──────── AVAILABLE RECORDS ────────
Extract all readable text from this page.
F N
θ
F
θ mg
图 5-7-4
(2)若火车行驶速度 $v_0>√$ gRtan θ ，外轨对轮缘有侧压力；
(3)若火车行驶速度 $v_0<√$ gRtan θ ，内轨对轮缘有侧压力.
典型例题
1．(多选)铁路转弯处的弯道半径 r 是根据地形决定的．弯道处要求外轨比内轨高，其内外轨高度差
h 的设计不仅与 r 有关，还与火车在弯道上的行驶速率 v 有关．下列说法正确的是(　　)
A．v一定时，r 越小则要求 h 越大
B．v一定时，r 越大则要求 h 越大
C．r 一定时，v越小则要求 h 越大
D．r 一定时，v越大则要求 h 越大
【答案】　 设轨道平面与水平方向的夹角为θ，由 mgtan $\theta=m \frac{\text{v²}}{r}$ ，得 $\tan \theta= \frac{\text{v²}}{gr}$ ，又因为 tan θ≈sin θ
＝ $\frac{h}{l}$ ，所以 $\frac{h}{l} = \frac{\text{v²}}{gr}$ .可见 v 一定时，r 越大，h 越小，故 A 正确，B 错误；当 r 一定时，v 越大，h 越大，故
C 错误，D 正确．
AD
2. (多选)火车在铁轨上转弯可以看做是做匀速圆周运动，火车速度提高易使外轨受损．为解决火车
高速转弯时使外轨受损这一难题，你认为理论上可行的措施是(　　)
────────
──────── AVAILABLE RECORDS ────────
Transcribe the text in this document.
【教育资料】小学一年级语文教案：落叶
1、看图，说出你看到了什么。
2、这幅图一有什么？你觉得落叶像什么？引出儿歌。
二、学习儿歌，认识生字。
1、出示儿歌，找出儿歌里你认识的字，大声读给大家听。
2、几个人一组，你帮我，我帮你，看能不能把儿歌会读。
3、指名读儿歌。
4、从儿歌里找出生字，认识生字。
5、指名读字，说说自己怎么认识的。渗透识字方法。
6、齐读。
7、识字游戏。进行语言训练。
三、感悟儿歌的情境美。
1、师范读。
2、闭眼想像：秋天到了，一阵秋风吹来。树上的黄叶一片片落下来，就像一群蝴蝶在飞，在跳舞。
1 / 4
────────
• TASK OBJECTIVE: Copy every line of the listing that contains the word "frac".

• SOLUTION:
【答案】　 设轨道平面与水平方向的夹角为θ，由 mgtan $\theta=m \frac{\text{v²}}{r}$ ，得 $\tan \theta= \frac{\text{v²}}{gr}$ ，又因为 tan θ≈sin θ
＝ $\frac{h}{l}$ ，所以 $\frac{h}{l} = \frac{\text{v²}}{gr}$ .可见 v 一定时，r 越大，h 越小，故 A 正确，B 错误；当 r 一定时，v 越大，h 越大，故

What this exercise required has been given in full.